-- start EXTRACTED INFORMATION --

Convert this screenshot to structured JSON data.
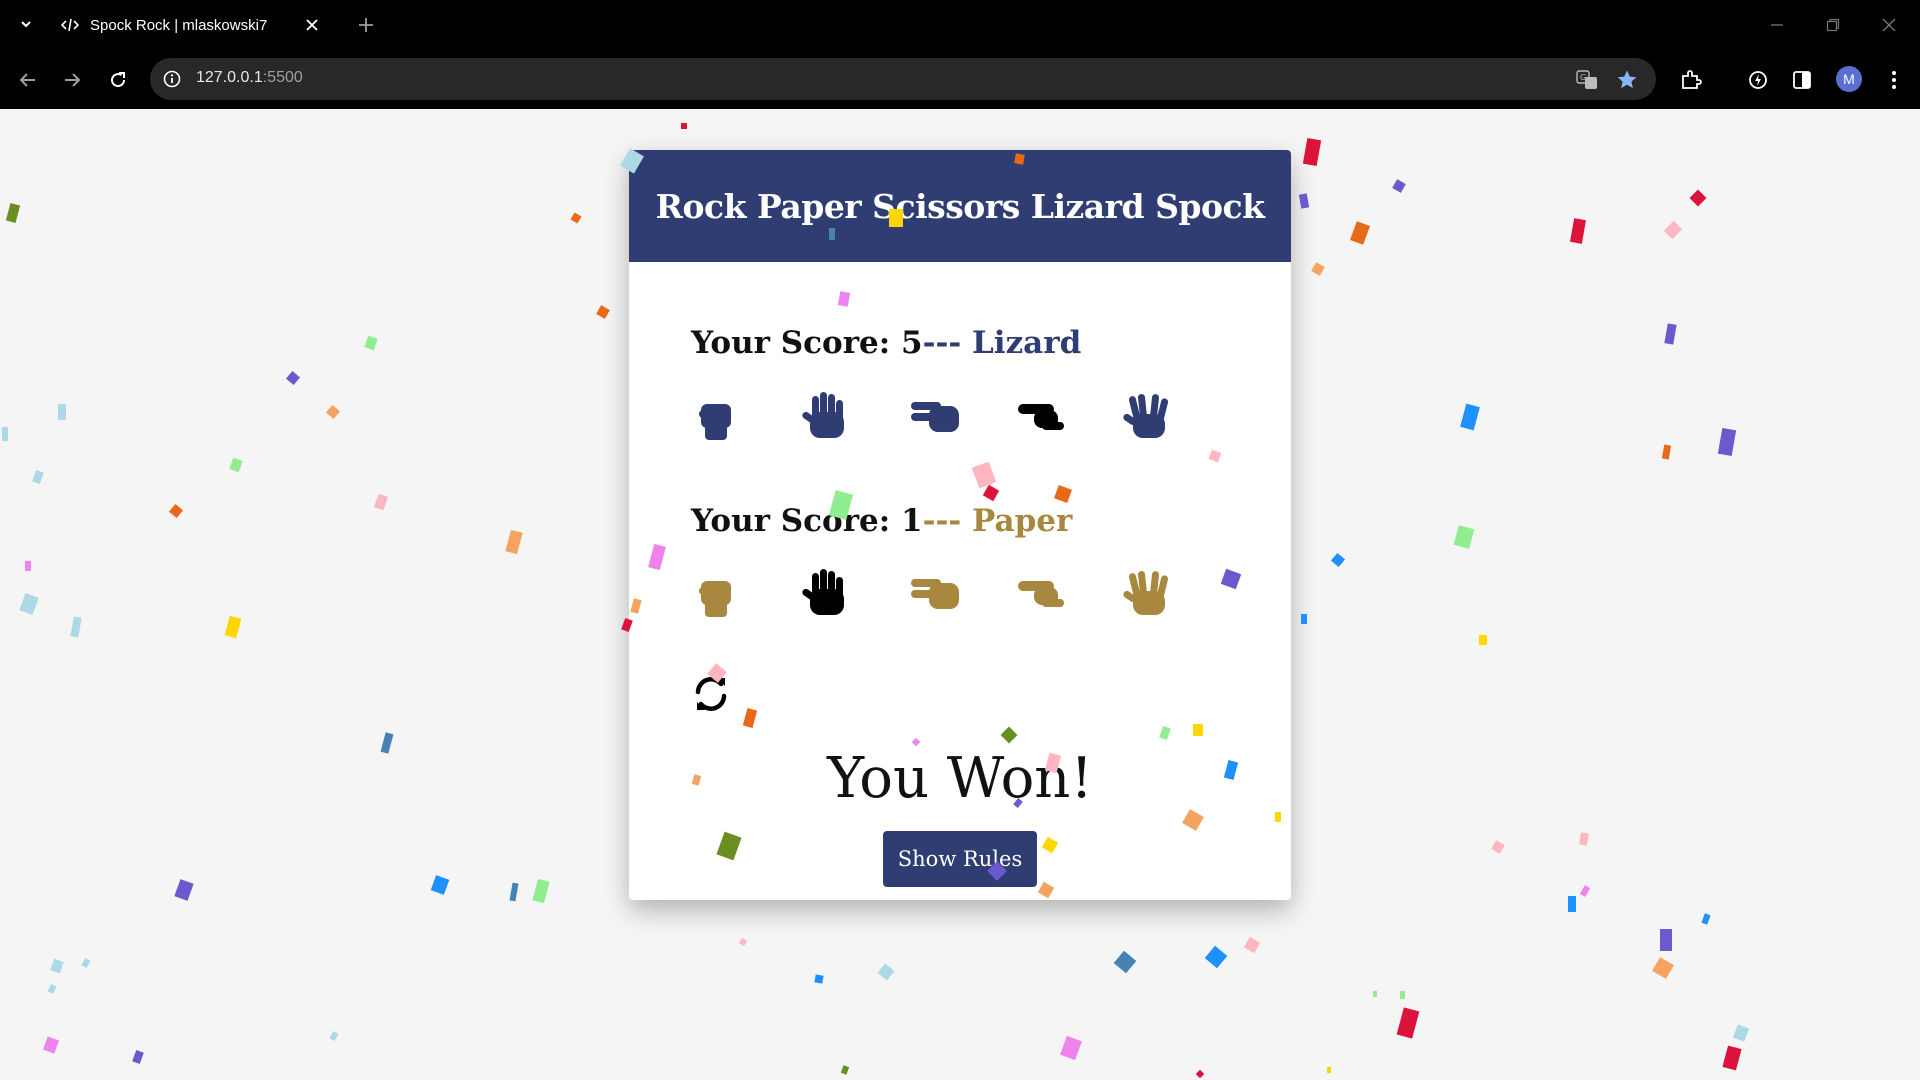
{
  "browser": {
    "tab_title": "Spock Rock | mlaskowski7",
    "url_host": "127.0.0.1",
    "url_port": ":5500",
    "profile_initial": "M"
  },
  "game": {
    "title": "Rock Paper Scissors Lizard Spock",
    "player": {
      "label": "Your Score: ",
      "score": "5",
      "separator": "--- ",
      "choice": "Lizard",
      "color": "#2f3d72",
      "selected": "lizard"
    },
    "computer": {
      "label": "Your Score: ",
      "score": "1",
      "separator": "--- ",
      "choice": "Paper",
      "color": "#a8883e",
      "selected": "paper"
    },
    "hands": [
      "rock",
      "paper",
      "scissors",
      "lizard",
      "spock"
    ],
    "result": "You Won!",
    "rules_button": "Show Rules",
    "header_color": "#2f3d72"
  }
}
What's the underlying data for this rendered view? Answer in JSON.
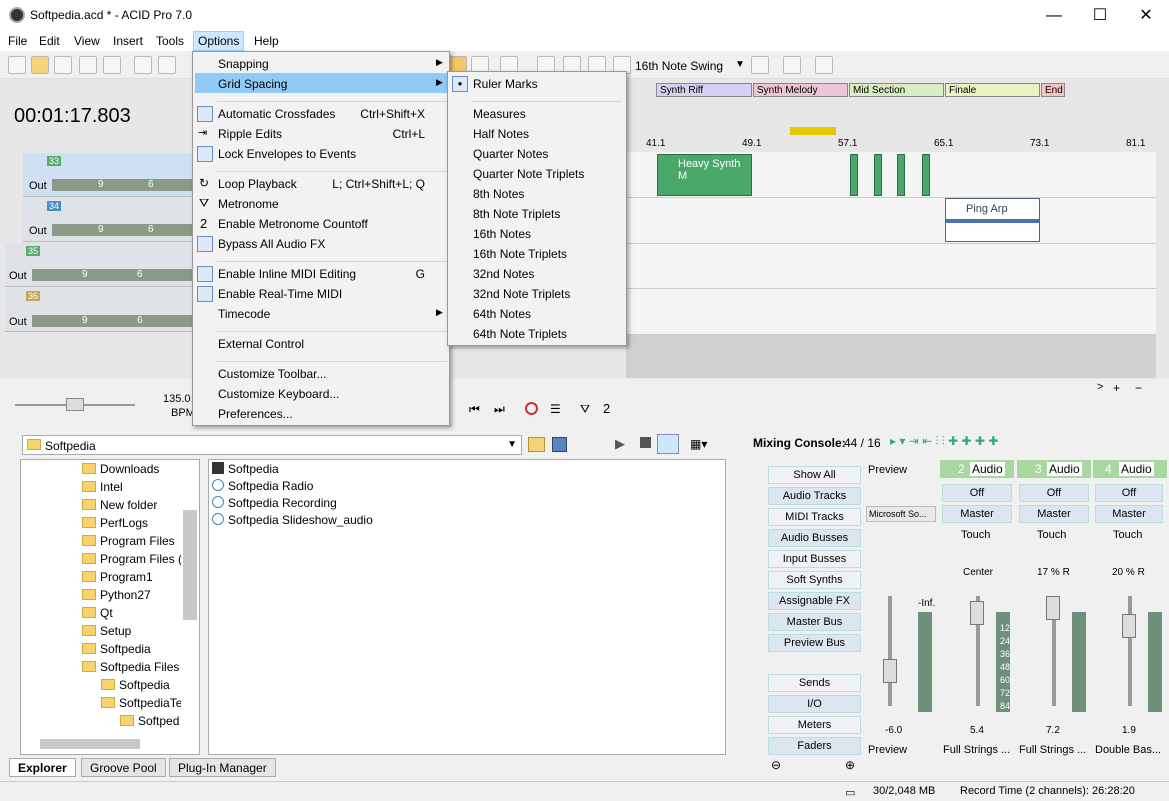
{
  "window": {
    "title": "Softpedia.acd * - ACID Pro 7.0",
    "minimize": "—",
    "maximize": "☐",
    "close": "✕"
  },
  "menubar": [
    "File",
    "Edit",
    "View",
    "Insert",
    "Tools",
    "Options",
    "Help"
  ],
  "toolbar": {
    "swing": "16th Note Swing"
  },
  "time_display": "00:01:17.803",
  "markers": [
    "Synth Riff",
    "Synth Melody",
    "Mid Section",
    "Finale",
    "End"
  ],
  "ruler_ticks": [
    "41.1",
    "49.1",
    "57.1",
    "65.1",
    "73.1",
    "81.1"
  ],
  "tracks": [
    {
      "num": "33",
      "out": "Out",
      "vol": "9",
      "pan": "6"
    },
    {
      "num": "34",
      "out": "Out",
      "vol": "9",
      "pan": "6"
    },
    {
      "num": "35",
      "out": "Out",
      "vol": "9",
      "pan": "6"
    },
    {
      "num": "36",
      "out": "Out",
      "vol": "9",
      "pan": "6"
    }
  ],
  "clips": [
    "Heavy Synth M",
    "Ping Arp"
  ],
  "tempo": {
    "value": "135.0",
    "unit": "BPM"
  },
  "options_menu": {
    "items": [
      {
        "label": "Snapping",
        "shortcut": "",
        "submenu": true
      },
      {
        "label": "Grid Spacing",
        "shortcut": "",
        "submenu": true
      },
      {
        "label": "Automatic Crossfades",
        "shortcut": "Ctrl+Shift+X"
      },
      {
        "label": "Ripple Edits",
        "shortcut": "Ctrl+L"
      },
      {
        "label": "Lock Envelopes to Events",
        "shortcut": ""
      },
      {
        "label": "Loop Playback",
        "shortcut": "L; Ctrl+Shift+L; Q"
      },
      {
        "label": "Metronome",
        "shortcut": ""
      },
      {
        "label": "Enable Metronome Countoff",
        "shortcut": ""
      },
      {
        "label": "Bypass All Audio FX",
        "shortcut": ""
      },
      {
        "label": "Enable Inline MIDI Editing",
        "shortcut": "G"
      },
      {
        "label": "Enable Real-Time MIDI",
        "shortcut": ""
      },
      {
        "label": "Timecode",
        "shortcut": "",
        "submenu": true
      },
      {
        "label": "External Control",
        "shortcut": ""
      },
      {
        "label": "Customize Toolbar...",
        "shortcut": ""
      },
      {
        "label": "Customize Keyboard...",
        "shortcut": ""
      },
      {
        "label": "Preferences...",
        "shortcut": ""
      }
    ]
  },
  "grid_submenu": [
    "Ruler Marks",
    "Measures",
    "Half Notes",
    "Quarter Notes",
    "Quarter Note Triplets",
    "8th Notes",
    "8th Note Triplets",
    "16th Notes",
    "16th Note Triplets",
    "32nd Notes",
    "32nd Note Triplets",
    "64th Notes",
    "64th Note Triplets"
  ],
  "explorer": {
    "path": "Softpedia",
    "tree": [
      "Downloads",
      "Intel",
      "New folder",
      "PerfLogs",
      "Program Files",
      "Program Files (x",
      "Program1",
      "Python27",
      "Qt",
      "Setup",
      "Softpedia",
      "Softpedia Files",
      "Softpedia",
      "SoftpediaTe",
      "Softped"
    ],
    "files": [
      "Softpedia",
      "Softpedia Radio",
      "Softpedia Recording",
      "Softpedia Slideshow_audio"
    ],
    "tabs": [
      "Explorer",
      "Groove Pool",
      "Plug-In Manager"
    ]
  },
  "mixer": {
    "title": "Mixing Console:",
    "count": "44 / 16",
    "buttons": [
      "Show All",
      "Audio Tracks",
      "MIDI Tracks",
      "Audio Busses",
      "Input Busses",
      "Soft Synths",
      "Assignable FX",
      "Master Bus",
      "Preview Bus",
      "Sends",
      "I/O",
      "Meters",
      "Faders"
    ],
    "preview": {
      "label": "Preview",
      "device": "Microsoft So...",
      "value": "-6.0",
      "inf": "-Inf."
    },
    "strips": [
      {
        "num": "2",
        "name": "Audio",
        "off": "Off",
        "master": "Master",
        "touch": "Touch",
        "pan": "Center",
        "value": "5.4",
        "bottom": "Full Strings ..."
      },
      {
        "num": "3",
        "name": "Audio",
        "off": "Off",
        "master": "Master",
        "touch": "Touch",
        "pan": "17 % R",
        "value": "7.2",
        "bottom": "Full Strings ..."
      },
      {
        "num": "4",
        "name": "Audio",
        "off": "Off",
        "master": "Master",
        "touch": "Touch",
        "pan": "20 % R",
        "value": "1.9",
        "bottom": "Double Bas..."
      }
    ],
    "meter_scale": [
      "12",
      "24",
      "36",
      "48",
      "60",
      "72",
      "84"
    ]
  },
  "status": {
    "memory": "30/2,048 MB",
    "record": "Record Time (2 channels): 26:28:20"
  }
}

-- end EXTRACTED INFORMATION --

## REQUIRED WORK
In the entries above, find every line holding the word "Quarter" and copy it out.

## CORRECT RESULT
    "Quarter Notes",
    "Quarter Note Triplets",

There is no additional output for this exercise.